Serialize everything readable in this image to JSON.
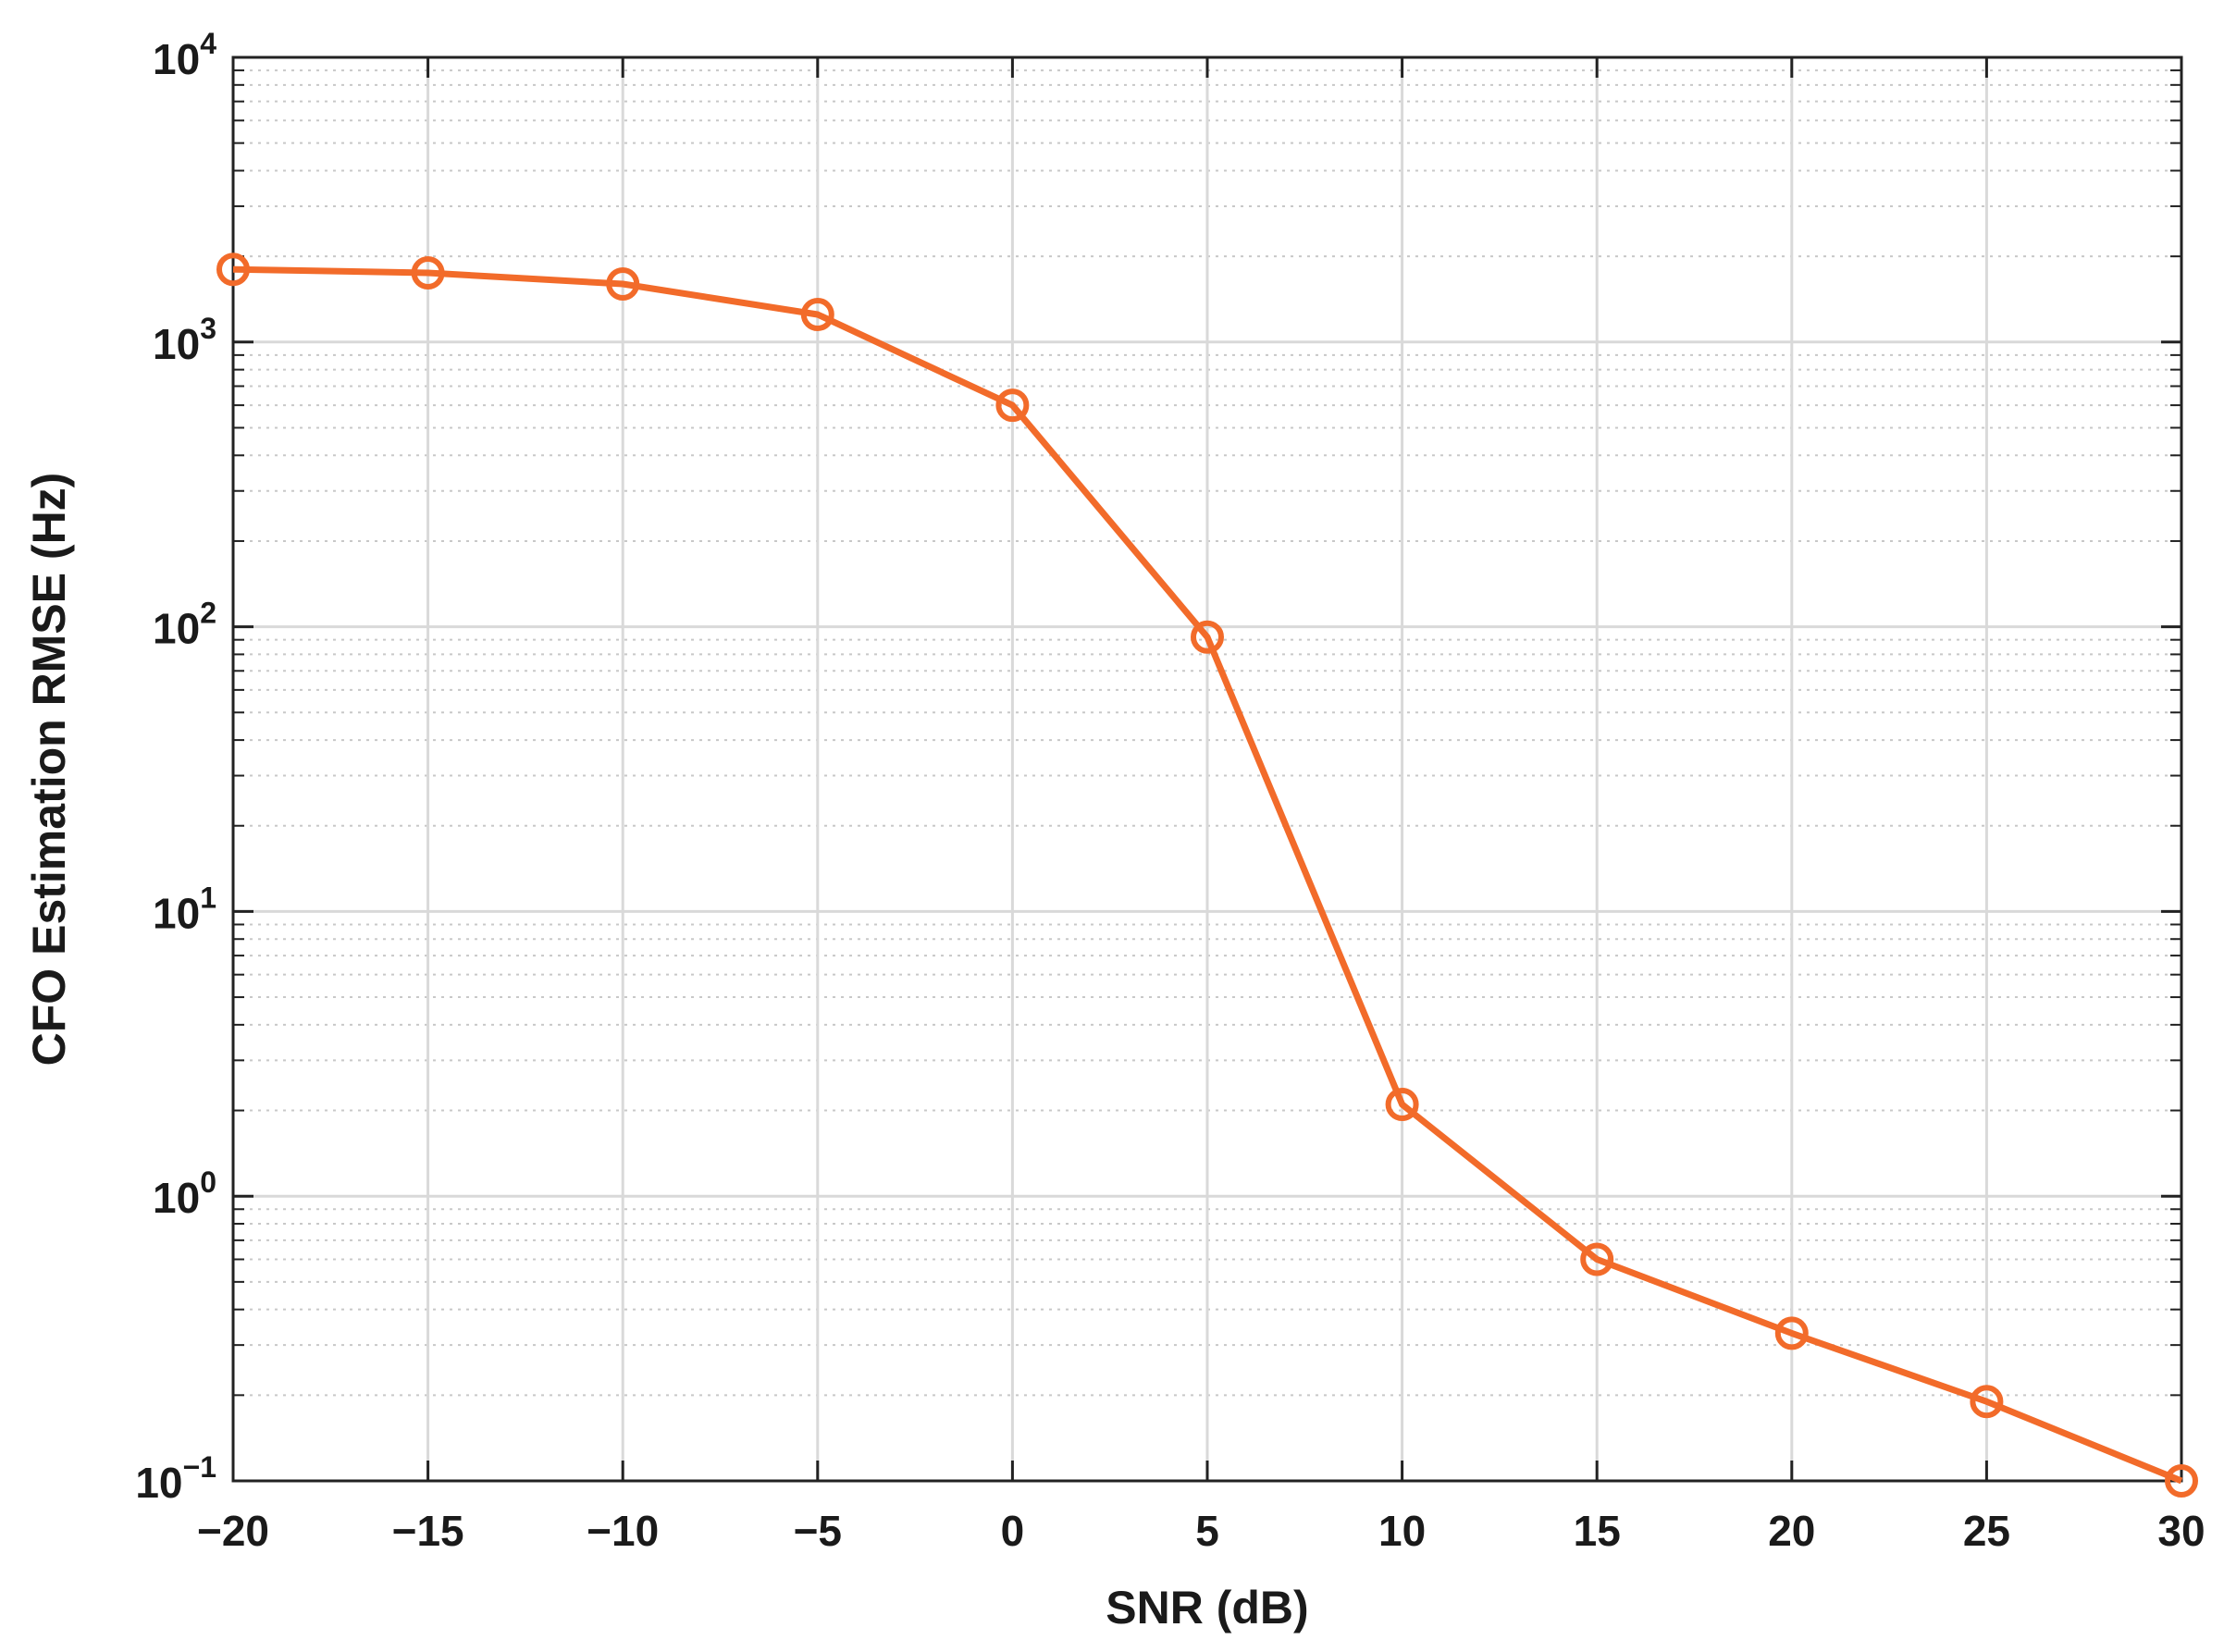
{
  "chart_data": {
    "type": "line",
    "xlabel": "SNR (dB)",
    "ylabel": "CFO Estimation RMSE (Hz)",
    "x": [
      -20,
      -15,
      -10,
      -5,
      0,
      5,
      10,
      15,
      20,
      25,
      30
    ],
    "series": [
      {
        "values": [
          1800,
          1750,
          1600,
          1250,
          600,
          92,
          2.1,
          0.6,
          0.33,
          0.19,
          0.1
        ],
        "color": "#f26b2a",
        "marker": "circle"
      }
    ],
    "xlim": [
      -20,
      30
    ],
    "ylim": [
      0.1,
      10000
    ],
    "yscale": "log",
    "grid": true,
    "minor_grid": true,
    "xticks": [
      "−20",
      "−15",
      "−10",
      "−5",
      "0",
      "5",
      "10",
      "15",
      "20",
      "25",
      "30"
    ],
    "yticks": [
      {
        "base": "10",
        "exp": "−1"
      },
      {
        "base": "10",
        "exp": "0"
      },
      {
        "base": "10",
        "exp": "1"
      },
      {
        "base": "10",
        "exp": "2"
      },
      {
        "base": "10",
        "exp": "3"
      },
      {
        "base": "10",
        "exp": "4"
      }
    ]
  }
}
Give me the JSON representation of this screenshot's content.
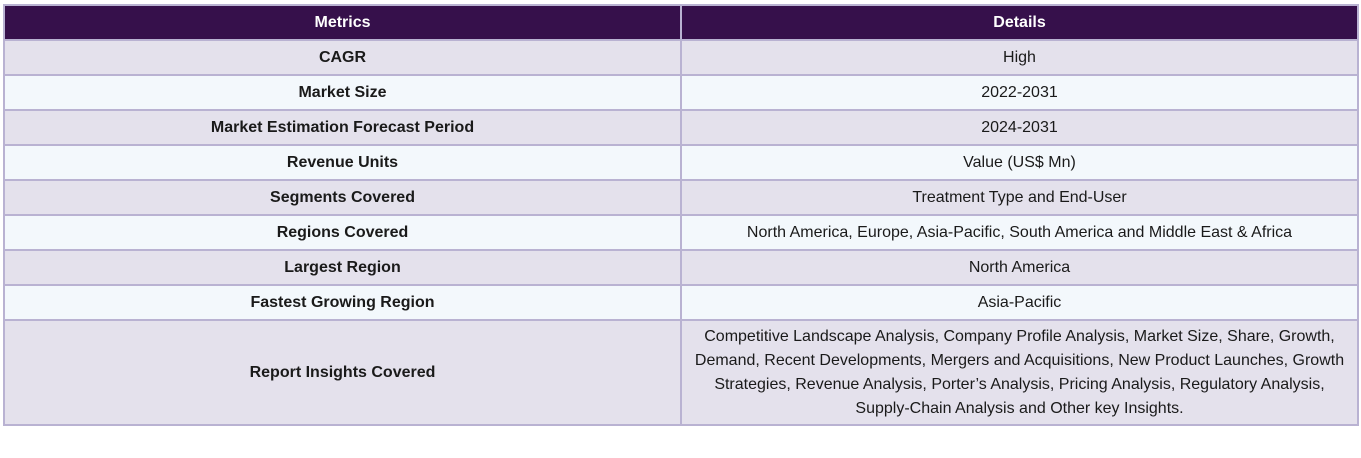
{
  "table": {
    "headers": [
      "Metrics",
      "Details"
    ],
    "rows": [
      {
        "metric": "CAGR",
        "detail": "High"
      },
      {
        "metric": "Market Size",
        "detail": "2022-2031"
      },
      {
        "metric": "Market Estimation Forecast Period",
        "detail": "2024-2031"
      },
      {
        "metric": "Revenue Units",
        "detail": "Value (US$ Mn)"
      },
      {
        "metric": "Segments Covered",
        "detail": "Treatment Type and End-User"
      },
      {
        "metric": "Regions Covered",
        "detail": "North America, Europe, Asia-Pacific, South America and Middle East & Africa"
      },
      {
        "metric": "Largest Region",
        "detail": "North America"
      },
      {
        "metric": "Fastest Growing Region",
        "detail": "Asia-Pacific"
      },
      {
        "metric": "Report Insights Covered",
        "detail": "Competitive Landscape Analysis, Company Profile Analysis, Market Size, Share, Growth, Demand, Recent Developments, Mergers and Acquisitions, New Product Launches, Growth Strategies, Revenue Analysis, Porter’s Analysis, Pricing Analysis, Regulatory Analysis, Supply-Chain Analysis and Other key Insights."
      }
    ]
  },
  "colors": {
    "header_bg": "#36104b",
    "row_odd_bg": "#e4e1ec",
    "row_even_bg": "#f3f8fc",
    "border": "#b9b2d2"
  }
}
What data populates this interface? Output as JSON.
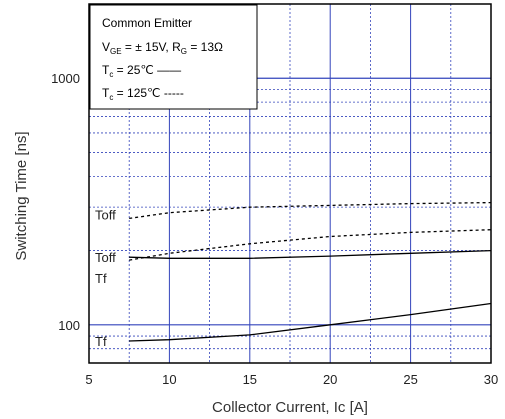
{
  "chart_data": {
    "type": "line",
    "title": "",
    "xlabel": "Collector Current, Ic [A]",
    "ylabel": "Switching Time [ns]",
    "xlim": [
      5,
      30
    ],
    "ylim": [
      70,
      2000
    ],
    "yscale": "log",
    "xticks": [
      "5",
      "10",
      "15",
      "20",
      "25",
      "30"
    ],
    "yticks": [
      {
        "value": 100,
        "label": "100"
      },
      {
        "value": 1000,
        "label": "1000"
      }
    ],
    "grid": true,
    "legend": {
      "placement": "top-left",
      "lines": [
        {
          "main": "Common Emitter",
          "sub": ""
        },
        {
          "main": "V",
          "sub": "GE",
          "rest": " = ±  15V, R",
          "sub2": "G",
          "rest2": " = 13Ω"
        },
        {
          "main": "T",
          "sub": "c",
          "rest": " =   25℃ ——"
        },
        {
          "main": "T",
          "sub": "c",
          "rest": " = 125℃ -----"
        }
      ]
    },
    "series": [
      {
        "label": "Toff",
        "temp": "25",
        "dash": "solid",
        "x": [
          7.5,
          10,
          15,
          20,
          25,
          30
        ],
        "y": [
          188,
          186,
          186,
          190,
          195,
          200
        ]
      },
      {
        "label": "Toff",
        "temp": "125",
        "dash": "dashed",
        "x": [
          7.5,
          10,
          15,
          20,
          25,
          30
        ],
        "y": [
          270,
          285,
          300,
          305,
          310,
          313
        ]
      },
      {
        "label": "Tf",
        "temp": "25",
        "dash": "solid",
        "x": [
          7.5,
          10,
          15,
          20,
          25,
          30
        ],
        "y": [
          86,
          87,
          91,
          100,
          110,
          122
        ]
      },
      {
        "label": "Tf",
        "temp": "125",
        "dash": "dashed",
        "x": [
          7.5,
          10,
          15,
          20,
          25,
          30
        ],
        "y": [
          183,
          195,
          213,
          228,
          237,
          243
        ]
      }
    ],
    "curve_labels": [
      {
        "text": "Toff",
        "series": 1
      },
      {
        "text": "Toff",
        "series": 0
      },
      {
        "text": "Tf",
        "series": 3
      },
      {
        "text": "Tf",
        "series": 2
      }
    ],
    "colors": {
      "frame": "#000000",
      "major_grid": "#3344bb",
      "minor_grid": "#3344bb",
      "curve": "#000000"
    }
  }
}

## SET TASK
All of the data above should be transcribed verbatim, with pictures omitted.

## OUTPUT
Serialize everything readable in this image to JSON.
{
  "chart_data": {
    "type": "line",
    "xlabel": "SNR (dB)",
    "ylabel": "CFO Estimation RMSE (Hz)",
    "x": [
      -20,
      -15,
      -10,
      -5,
      0,
      5,
      10,
      15,
      20,
      25,
      30
    ],
    "series": [
      {
        "values": [
          1800,
          1750,
          1600,
          1250,
          600,
          92,
          2.1,
          0.6,
          0.33,
          0.19,
          0.1
        ],
        "color": "#f26b2a",
        "marker": "circle"
      }
    ],
    "xlim": [
      -20,
      30
    ],
    "ylim": [
      0.1,
      10000
    ],
    "yscale": "log",
    "grid": true,
    "minor_grid": true,
    "xticks": [
      "−20",
      "−15",
      "−10",
      "−5",
      "0",
      "5",
      "10",
      "15",
      "20",
      "25",
      "30"
    ],
    "yticks": [
      {
        "base": "10",
        "exp": "−1"
      },
      {
        "base": "10",
        "exp": "0"
      },
      {
        "base": "10",
        "exp": "1"
      },
      {
        "base": "10",
        "exp": "2"
      },
      {
        "base": "10",
        "exp": "3"
      },
      {
        "base": "10",
        "exp": "4"
      }
    ]
  }
}
Give me the JSON representation of this screenshot's content.
{
  "table": {
    "headers": [
      "Metrics",
      "Details"
    ],
    "rows": [
      {
        "metric": "CAGR",
        "detail": "High"
      },
      {
        "metric": "Market Size",
        "detail": "2022-2031"
      },
      {
        "metric": "Market Estimation Forecast Period",
        "detail": "2024-2031"
      },
      {
        "metric": "Revenue Units",
        "detail": "Value (US$ Mn)"
      },
      {
        "metric": "Segments Covered",
        "detail": "Treatment Type and End-User"
      },
      {
        "metric": "Regions Covered",
        "detail": "North America, Europe, Asia-Pacific, South America and Middle East & Africa"
      },
      {
        "metric": "Largest Region",
        "detail": "North America"
      },
      {
        "metric": "Fastest Growing Region",
        "detail": "Asia-Pacific"
      },
      {
        "metric": "Report Insights Covered",
        "detail": "Competitive Landscape Analysis, Company Profile Analysis, Market Size, Share, Growth, Demand, Recent Developments, Mergers and Acquisitions, New Product Launches, Growth Strategies, Revenue Analysis, Porter’s Analysis, Pricing Analysis, Regulatory Analysis, Supply-Chain Analysis and Other key Insights."
      }
    ]
  },
  "colors": {
    "header_bg": "#36104b",
    "row_odd_bg": "#e4e1ec",
    "row_even_bg": "#f3f8fc",
    "border": "#b9b2d2"
  }
}
What data populates this interface? Output as JSON.
{
  "chart_data": {
    "type": "line",
    "title": "",
    "xlabel": "Collector Current, Ic [A]",
    "ylabel": "Switching Time [ns]",
    "xlim": [
      5,
      30
    ],
    "ylim": [
      70,
      2000
    ],
    "yscale": "log",
    "xticks": [
      "5",
      "10",
      "15",
      "20",
      "25",
      "30"
    ],
    "yticks": [
      {
        "value": 100,
        "label": "100"
      },
      {
        "value": 1000,
        "label": "1000"
      }
    ],
    "grid": true,
    "legend": {
      "placement": "top-left",
      "lines": [
        {
          "main": "Common Emitter",
          "sub": ""
        },
        {
          "main": "V",
          "sub": "GE",
          "rest": " = ±  15V, R",
          "sub2": "G",
          "rest2": " = 13Ω"
        },
        {
          "main": "T",
          "sub": "c",
          "rest": " =   25℃ ——"
        },
        {
          "main": "T",
          "sub": "c",
          "rest": " = 125℃ -----"
        }
      ]
    },
    "series": [
      {
        "label": "Toff",
        "temp": "25",
        "dash": "solid",
        "x": [
          7.5,
          10,
          15,
          20,
          25,
          30
        ],
        "y": [
          188,
          186,
          186,
          190,
          195,
          200
        ]
      },
      {
        "label": "Toff",
        "temp": "125",
        "dash": "dashed",
        "x": [
          7.5,
          10,
          15,
          20,
          25,
          30
        ],
        "y": [
          270,
          285,
          300,
          305,
          310,
          313
        ]
      },
      {
        "label": "Tf",
        "temp": "25",
        "dash": "solid",
        "x": [
          7.5,
          10,
          15,
          20,
          25,
          30
        ],
        "y": [
          86,
          87,
          91,
          100,
          110,
          122
        ]
      },
      {
        "label": "Tf",
        "temp": "125",
        "dash": "dashed",
        "x": [
          7.5,
          10,
          15,
          20,
          25,
          30
        ],
        "y": [
          183,
          195,
          213,
          228,
          237,
          243
        ]
      }
    ],
    "curve_labels": [
      {
        "text": "Toff",
        "series": 1
      },
      {
        "text": "Toff",
        "series": 0
      },
      {
        "text": "Tf",
        "series": 3
      },
      {
        "text": "Tf",
        "series": 2
      }
    ],
    "colors": {
      "frame": "#000000",
      "major_grid": "#3344bb",
      "minor_grid": "#3344bb",
      "curve": "#000000"
    }
  }
}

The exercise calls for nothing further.